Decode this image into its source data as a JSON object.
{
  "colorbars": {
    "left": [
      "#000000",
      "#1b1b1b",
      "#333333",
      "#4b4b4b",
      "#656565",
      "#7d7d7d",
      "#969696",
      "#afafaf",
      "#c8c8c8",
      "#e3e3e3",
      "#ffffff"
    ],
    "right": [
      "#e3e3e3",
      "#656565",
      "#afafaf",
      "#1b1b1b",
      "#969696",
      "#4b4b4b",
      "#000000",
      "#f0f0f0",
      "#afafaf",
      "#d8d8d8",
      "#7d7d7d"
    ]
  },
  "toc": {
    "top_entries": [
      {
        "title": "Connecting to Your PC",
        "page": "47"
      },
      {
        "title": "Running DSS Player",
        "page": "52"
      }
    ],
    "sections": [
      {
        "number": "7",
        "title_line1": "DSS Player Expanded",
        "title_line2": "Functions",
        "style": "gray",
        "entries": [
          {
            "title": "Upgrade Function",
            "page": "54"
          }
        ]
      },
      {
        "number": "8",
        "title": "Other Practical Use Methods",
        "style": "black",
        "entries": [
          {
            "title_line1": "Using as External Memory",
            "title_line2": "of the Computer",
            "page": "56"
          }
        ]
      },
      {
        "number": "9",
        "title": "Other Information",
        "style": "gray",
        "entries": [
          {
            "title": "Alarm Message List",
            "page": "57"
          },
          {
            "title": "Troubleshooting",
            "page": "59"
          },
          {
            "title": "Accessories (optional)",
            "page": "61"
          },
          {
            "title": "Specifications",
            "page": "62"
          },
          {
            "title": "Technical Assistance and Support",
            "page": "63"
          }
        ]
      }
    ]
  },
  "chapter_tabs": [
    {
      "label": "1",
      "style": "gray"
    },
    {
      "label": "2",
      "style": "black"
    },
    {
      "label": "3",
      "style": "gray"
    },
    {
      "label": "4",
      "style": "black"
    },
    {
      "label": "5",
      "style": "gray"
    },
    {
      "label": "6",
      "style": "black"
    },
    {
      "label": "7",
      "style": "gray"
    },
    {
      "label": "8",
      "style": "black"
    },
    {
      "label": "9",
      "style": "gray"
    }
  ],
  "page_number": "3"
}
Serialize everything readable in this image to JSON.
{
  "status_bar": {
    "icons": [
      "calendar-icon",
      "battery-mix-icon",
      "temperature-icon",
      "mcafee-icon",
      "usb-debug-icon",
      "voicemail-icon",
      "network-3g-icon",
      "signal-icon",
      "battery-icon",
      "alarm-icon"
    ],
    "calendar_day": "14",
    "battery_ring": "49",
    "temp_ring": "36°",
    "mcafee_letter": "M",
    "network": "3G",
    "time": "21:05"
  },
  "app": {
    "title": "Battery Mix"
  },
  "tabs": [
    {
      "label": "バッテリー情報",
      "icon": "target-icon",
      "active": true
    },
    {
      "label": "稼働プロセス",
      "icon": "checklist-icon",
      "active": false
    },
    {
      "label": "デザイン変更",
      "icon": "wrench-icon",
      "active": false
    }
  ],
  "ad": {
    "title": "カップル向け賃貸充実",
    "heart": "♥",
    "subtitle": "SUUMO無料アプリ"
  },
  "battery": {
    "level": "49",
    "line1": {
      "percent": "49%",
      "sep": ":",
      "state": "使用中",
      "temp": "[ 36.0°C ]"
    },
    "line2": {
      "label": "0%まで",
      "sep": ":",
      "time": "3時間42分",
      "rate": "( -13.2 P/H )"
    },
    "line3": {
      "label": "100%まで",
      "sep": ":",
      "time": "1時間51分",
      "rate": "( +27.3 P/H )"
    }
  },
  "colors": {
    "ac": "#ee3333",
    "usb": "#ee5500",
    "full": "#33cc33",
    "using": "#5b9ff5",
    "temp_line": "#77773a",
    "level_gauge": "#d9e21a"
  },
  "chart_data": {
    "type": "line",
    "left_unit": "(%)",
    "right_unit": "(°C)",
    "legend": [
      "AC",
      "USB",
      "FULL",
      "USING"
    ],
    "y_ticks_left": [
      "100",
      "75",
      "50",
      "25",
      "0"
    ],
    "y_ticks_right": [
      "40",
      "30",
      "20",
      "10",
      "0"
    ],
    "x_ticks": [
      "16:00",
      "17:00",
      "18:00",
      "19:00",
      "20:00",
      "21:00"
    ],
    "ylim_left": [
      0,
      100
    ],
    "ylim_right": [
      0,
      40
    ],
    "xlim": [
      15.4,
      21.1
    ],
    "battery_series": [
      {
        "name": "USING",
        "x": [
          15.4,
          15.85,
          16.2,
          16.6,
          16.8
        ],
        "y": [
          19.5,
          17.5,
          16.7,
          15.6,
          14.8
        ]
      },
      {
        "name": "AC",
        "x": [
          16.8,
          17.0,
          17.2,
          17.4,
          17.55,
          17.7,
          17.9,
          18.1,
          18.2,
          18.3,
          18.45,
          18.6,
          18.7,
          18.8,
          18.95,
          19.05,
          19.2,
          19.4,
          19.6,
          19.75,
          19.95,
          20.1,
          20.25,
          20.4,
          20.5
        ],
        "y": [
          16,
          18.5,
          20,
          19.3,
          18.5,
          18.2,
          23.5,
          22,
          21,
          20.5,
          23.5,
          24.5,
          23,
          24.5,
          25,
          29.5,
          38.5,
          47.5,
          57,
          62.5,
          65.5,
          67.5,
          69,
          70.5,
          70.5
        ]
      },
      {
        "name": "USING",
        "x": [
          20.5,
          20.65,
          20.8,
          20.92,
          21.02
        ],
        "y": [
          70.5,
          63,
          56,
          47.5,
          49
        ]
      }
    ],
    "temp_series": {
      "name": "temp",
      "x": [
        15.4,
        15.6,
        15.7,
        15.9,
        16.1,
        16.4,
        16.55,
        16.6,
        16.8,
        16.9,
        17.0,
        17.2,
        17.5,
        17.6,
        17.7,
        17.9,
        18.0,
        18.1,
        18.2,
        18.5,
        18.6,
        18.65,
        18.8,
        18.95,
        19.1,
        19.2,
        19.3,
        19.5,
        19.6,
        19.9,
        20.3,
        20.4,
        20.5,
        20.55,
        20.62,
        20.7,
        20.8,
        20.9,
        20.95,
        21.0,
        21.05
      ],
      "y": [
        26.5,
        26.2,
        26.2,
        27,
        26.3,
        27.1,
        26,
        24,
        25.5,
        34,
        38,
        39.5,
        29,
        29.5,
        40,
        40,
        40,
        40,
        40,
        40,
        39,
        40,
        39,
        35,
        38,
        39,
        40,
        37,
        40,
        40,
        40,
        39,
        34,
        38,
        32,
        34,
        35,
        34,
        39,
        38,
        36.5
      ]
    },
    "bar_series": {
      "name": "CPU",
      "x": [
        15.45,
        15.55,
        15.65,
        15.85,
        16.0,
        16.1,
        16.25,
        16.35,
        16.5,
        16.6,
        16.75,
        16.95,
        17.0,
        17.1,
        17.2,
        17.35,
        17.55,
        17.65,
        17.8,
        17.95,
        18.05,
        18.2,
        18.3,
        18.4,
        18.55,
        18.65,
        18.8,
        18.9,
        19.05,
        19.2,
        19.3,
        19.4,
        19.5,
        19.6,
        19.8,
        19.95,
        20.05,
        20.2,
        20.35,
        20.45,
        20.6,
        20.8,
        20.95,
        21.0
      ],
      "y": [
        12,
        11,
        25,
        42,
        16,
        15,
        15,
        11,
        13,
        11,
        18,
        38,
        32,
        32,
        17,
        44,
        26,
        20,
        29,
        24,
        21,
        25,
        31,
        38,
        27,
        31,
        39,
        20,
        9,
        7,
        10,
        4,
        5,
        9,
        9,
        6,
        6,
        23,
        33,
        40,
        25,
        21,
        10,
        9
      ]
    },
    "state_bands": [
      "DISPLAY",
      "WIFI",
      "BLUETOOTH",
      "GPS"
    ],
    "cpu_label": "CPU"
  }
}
+ + +
▸ **Problem details**:
Without leaving anything out, give the entries again exactly.

▸ **Result below**:
Decode this image into its source data as a JSON object.
{
  "colorbars": {
    "left": [
      "#000000",
      "#1b1b1b",
      "#333333",
      "#4b4b4b",
      "#656565",
      "#7d7d7d",
      "#969696",
      "#afafaf",
      "#c8c8c8",
      "#e3e3e3",
      "#ffffff"
    ],
    "right": [
      "#e3e3e3",
      "#656565",
      "#afafaf",
      "#1b1b1b",
      "#969696",
      "#4b4b4b",
      "#000000",
      "#f0f0f0",
      "#afafaf",
      "#d8d8d8",
      "#7d7d7d"
    ]
  },
  "toc": {
    "top_entries": [
      {
        "title": "Connecting to Your PC",
        "page": "47"
      },
      {
        "title": "Running DSS Player",
        "page": "52"
      }
    ],
    "sections": [
      {
        "number": "7",
        "title_line1": "DSS Player Expanded",
        "title_line2": "Functions",
        "style": "gray",
        "entries": [
          {
            "title": "Upgrade Function",
            "page": "54"
          }
        ]
      },
      {
        "number": "8",
        "title": "Other Practical Use Methods",
        "style": "black",
        "entries": [
          {
            "title_line1": "Using as External Memory",
            "title_line2": "of the Computer",
            "page": "56"
          }
        ]
      },
      {
        "number": "9",
        "title": "Other Information",
        "style": "gray",
        "entries": [
          {
            "title": "Alarm Message List",
            "page": "57"
          },
          {
            "title": "Troubleshooting",
            "page": "59"
          },
          {
            "title": "Accessories (optional)",
            "page": "61"
          },
          {
            "title": "Specifications",
            "page": "62"
          },
          {
            "title": "Technical Assistance and Support",
            "page": "63"
          }
        ]
      }
    ]
  },
  "chapter_tabs": [
    {
      "label": "1",
      "style": "gray"
    },
    {
      "label": "2",
      "style": "black"
    },
    {
      "label": "3",
      "style": "gray"
    },
    {
      "label": "4",
      "style": "black"
    },
    {
      "label": "5",
      "style": "gray"
    },
    {
      "label": "6",
      "style": "black"
    },
    {
      "label": "7",
      "style": "gray"
    },
    {
      "label": "8",
      "style": "black"
    },
    {
      "label": "9",
      "style": "gray"
    }
  ],
  "page_number": "3"
}
Serialize everything readable in this image to JSON.
{
  "status_bar": {
    "icons": [
      "calendar-icon",
      "battery-mix-icon",
      "temperature-icon",
      "mcafee-icon",
      "usb-debug-icon",
      "voicemail-icon",
      "network-3g-icon",
      "signal-icon",
      "battery-icon",
      "alarm-icon"
    ],
    "calendar_day": "14",
    "battery_ring": "49",
    "temp_ring": "36°",
    "mcafee_letter": "M",
    "network": "3G",
    "time": "21:05"
  },
  "app": {
    "title": "Battery Mix"
  },
  "tabs": [
    {
      "label": "バッテリー情報",
      "icon": "target-icon",
      "active": true
    },
    {
      "label": "稼働プロセス",
      "icon": "checklist-icon",
      "active": false
    },
    {
      "label": "デザイン変更",
      "icon": "wrench-icon",
      "active": false
    }
  ],
  "ad": {
    "title": "カップル向け賃貸充実",
    "heart": "♥",
    "subtitle": "SUUMO無料アプリ"
  },
  "battery": {
    "level": "49",
    "line1": {
      "percent": "49%",
      "sep": ":",
      "state": "使用中",
      "temp": "[ 36.0°C ]"
    },
    "line2": {
      "label": "0%まで",
      "sep": ":",
      "time": "3時間42分",
      "rate": "( -13.2 P/H )"
    },
    "line3": {
      "label": "100%まで",
      "sep": ":",
      "time": "1時間51分",
      "rate": "( +27.3 P/H )"
    }
  },
  "colors": {
    "ac": "#ee3333",
    "usb": "#ee5500",
    "full": "#33cc33",
    "using": "#5b9ff5",
    "temp_line": "#77773a",
    "level_gauge": "#d9e21a"
  },
  "chart_data": {
    "type": "line",
    "left_unit": "(%)",
    "right_unit": "(°C)",
    "legend": [
      "AC",
      "USB",
      "FULL",
      "USING"
    ],
    "y_ticks_left": [
      "100",
      "75",
      "50",
      "25",
      "0"
    ],
    "y_ticks_right": [
      "40",
      "30",
      "20",
      "10",
      "0"
    ],
    "x_ticks": [
      "16:00",
      "17:00",
      "18:00",
      "19:00",
      "20:00",
      "21:00"
    ],
    "ylim_left": [
      0,
      100
    ],
    "ylim_right": [
      0,
      40
    ],
    "xlim": [
      15.4,
      21.1
    ],
    "battery_series": [
      {
        "name": "USING",
        "x": [
          15.4,
          15.85,
          16.2,
          16.6,
          16.8
        ],
        "y": [
          19.5,
          17.5,
          16.7,
          15.6,
          14.8
        ]
      },
      {
        "name": "AC",
        "x": [
          16.8,
          17.0,
          17.2,
          17.4,
          17.55,
          17.7,
          17.9,
          18.1,
          18.2,
          18.3,
          18.45,
          18.6,
          18.7,
          18.8,
          18.95,
          19.05,
          19.2,
          19.4,
          19.6,
          19.75,
          19.95,
          20.1,
          20.25,
          20.4,
          20.5
        ],
        "y": [
          16,
          18.5,
          20,
          19.3,
          18.5,
          18.2,
          23.5,
          22,
          21,
          20.5,
          23.5,
          24.5,
          23,
          24.5,
          25,
          29.5,
          38.5,
          47.5,
          57,
          62.5,
          65.5,
          67.5,
          69,
          70.5,
          70.5
        ]
      },
      {
        "name": "USING",
        "x": [
          20.5,
          20.65,
          20.8,
          20.92,
          21.02
        ],
        "y": [
          70.5,
          63,
          56,
          47.5,
          49
        ]
      }
    ],
    "temp_series": {
      "name": "temp",
      "x": [
        15.4,
        15.6,
        15.7,
        15.9,
        16.1,
        16.4,
        16.55,
        16.6,
        16.8,
        16.9,
        17.0,
        17.2,
        17.5,
        17.6,
        17.7,
        17.9,
        18.0,
        18.1,
        18.2,
        18.5,
        18.6,
        18.65,
        18.8,
        18.95,
        19.1,
        19.2,
        19.3,
        19.5,
        19.6,
        19.9,
        20.3,
        20.4,
        20.5,
        20.55,
        20.62,
        20.7,
        20.8,
        20.9,
        20.95,
        21.0,
        21.05
      ],
      "y": [
        26.5,
        26.2,
        26.2,
        27,
        26.3,
        27.1,
        26,
        24,
        25.5,
        34,
        38,
        39.5,
        29,
        29.5,
        40,
        40,
        40,
        40,
        40,
        40,
        39,
        40,
        39,
        35,
        38,
        39,
        40,
        37,
        40,
        40,
        40,
        39,
        34,
        38,
        32,
        34,
        35,
        34,
        39,
        38,
        36.5
      ]
    },
    "bar_series": {
      "name": "CPU",
      "x": [
        15.45,
        15.55,
        15.65,
        15.85,
        16.0,
        16.1,
        16.25,
        16.35,
        16.5,
        16.6,
        16.75,
        16.95,
        17.0,
        17.1,
        17.2,
        17.35,
        17.55,
        17.65,
        17.8,
        17.95,
        18.05,
        18.2,
        18.3,
        18.4,
        18.55,
        18.65,
        18.8,
        18.9,
        19.05,
        19.2,
        19.3,
        19.4,
        19.5,
        19.6,
        19.8,
        19.95,
        20.05,
        20.2,
        20.35,
        20.45,
        20.6,
        20.8,
        20.95,
        21.0
      ],
      "y": [
        12,
        11,
        25,
        42,
        16,
        15,
        15,
        11,
        13,
        11,
        18,
        38,
        32,
        32,
        17,
        44,
        26,
        20,
        29,
        24,
        21,
        25,
        31,
        38,
        27,
        31,
        39,
        20,
        9,
        7,
        10,
        4,
        5,
        9,
        9,
        6,
        6,
        23,
        33,
        40,
        25,
        21,
        10,
        9
      ]
    },
    "state_bands": [
      "DISPLAY",
      "WIFI",
      "BLUETOOTH",
      "GPS"
    ],
    "cpu_label": "CPU"
  }
}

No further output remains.